*** Material shown ***

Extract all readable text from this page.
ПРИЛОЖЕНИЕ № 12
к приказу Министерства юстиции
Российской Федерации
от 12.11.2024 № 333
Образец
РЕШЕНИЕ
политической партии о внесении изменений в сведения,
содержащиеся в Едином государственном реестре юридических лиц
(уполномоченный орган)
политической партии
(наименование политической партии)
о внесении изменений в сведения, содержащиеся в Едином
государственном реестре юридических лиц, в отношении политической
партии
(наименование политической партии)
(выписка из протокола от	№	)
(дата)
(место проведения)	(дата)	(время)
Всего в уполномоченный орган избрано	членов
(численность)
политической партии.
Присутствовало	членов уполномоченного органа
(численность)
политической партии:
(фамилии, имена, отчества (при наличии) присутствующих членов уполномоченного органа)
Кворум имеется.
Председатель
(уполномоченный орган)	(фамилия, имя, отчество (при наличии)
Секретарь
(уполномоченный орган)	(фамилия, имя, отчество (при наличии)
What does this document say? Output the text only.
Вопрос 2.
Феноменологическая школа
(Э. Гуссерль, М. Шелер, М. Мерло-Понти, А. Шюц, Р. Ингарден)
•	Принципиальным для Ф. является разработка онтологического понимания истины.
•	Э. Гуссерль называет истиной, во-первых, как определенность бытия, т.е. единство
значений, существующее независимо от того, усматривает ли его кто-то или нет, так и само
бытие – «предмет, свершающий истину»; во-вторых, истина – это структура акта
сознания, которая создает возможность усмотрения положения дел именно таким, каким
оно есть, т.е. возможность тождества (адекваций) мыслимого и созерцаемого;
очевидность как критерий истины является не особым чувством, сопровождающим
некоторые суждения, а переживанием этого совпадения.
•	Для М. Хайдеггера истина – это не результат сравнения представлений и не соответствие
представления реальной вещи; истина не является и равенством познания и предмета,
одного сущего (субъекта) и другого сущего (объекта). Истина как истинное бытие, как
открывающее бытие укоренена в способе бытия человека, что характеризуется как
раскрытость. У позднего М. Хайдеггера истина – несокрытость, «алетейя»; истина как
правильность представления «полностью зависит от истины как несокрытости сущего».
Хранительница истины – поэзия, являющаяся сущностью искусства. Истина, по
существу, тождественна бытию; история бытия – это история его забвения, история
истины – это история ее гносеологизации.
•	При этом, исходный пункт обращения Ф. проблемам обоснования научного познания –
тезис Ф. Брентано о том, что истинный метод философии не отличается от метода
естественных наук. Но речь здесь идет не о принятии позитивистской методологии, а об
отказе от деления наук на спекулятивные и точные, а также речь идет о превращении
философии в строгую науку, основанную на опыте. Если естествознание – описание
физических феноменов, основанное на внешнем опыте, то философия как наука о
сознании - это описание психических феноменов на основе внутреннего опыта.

***

▶ Short task: Copy the lines from the entries above in which the word "речь" appears.

▶ Written answer:
естественных наук. Но речь здесь идет не о принятии позитивистской методологии, а об
отказе от деления наук на спекулятивные и точные, а также речь идет о превращении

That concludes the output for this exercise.